EXERCISE:
In the entries that follow, find the word "title" and report each line it is on.

PROVIDED RECORDS:
========================================================================
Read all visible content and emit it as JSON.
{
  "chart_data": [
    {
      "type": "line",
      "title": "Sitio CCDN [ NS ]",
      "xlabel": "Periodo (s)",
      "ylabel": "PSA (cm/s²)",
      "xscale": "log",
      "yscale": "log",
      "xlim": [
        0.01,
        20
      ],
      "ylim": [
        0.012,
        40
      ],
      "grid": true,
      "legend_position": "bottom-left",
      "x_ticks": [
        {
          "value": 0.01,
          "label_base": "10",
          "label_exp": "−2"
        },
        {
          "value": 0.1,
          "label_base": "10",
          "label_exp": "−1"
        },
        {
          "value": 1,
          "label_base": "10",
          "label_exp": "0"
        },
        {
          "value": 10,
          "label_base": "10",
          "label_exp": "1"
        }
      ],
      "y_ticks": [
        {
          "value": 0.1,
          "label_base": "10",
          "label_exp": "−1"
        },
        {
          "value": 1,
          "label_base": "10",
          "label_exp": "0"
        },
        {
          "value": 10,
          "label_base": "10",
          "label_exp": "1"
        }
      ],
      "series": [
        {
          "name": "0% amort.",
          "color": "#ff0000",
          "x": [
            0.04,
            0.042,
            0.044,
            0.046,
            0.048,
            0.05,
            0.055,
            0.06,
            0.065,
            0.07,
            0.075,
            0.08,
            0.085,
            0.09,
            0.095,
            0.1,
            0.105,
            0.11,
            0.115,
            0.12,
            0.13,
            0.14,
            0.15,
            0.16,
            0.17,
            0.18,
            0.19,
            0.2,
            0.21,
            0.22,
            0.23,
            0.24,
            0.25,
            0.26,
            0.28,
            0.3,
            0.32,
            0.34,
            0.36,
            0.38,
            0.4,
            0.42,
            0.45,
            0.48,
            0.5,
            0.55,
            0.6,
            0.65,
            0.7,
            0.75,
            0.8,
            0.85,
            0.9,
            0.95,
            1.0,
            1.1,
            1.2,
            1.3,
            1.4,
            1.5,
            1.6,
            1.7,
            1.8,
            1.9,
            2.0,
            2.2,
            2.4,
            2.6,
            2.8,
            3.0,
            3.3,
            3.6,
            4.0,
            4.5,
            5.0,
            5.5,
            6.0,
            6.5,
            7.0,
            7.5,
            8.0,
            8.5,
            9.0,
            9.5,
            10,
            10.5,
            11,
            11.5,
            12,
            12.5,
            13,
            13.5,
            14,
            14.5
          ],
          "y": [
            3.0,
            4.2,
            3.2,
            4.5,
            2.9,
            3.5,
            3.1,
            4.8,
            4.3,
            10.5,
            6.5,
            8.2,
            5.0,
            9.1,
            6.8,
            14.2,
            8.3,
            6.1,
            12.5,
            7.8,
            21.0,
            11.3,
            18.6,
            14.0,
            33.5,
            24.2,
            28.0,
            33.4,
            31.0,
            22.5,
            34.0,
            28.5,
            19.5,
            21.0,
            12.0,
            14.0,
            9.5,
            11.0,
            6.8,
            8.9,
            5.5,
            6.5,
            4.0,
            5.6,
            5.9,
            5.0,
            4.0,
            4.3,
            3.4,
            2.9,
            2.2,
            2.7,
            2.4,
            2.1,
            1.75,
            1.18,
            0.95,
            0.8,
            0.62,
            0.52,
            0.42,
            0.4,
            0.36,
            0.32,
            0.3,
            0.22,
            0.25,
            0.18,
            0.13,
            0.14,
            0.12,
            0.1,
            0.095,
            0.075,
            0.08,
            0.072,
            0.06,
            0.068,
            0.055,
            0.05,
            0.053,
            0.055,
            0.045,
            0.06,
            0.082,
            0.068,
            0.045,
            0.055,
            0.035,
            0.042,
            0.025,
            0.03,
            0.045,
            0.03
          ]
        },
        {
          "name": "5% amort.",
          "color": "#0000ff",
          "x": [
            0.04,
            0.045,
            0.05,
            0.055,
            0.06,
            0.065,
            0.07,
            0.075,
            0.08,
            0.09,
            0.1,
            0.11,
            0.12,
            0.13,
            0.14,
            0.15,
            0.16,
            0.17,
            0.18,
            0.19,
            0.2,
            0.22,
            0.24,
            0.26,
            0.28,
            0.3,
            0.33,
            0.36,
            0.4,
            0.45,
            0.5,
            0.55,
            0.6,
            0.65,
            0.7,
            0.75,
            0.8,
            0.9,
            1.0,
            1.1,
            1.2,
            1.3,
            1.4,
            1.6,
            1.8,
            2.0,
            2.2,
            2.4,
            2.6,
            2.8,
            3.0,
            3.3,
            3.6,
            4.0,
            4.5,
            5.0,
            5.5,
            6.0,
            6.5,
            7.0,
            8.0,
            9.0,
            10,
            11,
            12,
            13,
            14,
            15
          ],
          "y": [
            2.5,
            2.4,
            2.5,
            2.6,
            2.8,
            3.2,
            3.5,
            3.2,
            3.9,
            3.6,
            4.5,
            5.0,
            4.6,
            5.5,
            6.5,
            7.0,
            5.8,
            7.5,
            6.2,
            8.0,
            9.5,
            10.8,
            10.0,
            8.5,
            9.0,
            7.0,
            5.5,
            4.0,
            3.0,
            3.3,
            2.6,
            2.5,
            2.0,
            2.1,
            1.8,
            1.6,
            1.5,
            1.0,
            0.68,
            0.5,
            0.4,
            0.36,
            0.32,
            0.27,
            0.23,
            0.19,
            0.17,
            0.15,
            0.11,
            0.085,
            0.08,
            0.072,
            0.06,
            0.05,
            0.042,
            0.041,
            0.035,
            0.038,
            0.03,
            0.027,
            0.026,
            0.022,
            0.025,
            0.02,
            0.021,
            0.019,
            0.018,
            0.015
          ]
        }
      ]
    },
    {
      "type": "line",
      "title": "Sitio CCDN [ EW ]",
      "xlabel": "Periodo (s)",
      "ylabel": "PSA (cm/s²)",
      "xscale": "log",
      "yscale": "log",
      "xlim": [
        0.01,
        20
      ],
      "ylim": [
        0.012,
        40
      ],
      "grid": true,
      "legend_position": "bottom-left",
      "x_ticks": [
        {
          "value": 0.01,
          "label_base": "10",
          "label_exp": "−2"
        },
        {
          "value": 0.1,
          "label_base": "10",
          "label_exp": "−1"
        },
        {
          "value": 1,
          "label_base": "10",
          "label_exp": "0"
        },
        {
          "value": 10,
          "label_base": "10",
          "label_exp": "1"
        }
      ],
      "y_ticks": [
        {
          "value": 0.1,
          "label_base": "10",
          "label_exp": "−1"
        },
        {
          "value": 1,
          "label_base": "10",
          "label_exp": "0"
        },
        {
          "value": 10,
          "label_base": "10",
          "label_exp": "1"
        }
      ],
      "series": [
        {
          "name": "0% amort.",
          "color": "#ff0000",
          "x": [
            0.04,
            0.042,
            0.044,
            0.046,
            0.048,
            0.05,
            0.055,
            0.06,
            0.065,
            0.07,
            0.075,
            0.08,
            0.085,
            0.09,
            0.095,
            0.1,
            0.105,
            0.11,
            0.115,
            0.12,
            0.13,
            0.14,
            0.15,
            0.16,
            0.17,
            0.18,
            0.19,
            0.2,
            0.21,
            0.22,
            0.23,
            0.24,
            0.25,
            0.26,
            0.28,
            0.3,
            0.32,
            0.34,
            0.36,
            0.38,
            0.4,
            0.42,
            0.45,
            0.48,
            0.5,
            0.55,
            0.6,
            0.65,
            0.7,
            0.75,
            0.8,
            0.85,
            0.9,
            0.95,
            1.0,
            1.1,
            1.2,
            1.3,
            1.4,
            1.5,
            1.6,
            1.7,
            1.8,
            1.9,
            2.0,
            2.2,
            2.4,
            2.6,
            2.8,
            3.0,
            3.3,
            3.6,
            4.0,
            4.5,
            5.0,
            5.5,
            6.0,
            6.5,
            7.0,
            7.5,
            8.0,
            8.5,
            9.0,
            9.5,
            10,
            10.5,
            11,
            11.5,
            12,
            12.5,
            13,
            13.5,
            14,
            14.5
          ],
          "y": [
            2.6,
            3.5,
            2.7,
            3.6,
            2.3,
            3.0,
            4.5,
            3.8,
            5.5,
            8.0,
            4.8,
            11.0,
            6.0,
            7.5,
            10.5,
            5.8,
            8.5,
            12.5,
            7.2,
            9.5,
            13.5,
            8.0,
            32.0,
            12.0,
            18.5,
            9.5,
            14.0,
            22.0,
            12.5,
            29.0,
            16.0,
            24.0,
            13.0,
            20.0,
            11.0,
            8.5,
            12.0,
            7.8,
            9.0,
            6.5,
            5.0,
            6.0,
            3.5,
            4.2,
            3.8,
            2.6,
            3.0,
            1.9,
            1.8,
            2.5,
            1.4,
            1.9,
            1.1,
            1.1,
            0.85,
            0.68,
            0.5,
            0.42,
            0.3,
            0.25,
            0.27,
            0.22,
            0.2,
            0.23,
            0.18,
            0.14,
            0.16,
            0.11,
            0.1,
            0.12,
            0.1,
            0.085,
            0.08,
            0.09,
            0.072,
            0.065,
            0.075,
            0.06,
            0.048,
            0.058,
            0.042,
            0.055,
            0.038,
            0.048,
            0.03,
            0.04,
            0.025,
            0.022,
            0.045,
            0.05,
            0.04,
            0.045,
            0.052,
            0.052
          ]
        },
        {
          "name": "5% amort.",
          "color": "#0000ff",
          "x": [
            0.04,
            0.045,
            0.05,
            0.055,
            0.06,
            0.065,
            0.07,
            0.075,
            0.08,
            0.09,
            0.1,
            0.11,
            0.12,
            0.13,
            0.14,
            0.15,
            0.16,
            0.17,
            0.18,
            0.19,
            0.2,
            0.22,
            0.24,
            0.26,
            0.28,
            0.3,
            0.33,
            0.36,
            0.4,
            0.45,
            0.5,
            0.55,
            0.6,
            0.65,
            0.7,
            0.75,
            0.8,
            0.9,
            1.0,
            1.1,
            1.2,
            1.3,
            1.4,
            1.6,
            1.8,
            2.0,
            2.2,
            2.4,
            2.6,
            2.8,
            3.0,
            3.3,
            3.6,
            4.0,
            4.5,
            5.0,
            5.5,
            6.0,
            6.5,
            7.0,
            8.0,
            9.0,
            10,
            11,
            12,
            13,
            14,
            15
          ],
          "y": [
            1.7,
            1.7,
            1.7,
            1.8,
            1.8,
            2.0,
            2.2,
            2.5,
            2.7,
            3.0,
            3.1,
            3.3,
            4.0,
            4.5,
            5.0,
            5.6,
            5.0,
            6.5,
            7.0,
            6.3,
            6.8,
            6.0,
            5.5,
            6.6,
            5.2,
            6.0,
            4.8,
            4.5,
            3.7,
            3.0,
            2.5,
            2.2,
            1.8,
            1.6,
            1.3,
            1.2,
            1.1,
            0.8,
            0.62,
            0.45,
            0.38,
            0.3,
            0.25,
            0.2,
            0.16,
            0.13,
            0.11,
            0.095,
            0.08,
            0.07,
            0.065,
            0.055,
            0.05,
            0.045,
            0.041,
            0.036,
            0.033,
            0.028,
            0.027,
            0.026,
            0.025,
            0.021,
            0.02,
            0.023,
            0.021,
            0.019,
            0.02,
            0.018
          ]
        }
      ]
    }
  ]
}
========================================================================
SOLUTION TO THIS EXERCISE:
      "title": "Sitio CCDN [ NS ]",
      "title": "Sitio CCDN [ EW ]",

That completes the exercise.